Set task — Find each line holding "выберешь" and copy it out.
━━ Dataset extract ━━
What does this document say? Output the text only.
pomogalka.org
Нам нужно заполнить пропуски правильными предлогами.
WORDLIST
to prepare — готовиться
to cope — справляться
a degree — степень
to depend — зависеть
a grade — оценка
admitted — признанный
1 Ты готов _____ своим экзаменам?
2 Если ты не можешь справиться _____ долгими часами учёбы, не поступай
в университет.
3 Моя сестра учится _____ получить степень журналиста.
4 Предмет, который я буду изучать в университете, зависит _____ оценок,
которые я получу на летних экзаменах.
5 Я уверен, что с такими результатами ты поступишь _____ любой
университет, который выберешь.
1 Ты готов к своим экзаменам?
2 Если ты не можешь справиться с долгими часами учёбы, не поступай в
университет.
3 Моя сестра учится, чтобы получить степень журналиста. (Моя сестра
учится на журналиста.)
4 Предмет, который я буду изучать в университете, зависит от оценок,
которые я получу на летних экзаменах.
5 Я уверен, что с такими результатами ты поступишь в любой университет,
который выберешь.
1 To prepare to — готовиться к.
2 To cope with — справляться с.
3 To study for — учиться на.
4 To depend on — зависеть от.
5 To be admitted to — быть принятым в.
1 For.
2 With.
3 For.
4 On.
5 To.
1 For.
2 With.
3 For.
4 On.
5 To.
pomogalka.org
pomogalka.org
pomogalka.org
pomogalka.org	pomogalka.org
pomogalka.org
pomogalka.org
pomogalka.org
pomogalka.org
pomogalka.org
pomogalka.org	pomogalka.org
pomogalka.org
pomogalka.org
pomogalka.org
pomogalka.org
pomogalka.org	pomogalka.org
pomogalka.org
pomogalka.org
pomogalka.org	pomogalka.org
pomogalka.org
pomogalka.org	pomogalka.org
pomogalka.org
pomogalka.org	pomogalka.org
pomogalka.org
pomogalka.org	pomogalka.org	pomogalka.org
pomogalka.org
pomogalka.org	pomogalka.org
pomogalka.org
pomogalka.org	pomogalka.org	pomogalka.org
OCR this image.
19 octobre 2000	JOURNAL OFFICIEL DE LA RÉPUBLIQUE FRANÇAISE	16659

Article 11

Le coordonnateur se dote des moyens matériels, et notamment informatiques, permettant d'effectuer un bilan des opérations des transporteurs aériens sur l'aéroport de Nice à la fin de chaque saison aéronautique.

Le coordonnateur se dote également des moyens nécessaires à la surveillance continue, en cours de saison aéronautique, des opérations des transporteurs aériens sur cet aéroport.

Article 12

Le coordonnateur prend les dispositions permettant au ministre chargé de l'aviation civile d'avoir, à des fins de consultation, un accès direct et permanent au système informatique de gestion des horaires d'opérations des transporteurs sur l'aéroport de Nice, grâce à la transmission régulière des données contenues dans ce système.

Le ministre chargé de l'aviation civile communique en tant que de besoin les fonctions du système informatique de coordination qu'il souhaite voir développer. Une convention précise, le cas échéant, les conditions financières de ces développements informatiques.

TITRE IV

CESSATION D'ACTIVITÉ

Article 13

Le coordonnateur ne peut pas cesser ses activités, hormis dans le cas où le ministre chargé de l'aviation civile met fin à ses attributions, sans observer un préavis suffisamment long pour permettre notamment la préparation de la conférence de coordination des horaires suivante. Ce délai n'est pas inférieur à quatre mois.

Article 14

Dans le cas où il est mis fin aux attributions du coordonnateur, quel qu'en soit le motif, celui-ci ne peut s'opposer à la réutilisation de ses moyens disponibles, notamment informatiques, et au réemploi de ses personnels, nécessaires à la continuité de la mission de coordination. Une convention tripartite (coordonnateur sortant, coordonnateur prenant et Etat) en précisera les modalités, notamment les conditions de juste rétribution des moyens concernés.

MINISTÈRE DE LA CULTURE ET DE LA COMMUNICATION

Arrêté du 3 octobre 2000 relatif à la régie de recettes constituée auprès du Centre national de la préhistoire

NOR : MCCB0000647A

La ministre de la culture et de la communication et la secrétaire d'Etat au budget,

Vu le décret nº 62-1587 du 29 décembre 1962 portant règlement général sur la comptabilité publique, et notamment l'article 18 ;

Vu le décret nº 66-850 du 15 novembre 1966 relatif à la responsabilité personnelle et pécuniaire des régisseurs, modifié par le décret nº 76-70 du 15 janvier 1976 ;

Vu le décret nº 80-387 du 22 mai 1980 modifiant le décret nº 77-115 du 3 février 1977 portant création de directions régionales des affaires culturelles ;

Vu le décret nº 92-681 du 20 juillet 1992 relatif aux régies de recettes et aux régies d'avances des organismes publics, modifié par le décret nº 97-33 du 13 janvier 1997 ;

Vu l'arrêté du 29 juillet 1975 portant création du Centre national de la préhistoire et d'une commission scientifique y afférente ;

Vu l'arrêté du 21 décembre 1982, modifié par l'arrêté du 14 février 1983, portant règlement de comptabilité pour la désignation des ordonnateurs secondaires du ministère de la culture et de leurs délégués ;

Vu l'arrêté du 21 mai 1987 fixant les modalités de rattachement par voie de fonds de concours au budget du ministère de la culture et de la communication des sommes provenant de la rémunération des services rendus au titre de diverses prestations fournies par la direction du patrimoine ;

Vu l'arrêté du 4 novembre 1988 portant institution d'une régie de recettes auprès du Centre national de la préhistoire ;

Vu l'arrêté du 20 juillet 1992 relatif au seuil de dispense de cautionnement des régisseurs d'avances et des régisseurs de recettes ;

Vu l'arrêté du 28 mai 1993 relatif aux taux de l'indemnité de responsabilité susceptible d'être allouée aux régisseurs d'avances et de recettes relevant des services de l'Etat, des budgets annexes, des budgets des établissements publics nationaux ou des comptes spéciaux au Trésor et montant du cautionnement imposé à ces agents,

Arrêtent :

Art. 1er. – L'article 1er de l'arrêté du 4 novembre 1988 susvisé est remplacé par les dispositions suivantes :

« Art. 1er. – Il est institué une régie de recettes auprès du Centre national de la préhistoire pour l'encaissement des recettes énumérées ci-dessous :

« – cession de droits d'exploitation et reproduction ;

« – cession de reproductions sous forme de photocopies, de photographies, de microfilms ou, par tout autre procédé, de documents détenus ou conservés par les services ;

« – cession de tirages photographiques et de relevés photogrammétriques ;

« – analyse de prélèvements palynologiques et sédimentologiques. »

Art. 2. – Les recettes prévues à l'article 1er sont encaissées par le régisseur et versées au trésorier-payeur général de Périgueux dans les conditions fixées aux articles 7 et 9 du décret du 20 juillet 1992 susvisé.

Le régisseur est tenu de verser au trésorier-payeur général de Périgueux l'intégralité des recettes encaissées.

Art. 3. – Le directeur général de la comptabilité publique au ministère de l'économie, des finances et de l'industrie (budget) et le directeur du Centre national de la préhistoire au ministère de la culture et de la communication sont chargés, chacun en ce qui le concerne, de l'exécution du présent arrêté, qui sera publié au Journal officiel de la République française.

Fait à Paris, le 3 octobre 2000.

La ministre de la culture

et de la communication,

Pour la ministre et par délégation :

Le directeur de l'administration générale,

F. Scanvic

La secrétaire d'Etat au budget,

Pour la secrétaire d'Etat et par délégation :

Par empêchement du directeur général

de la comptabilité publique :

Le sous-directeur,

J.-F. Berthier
━━━
Response below —
университет, который выберешь.
который выберешь.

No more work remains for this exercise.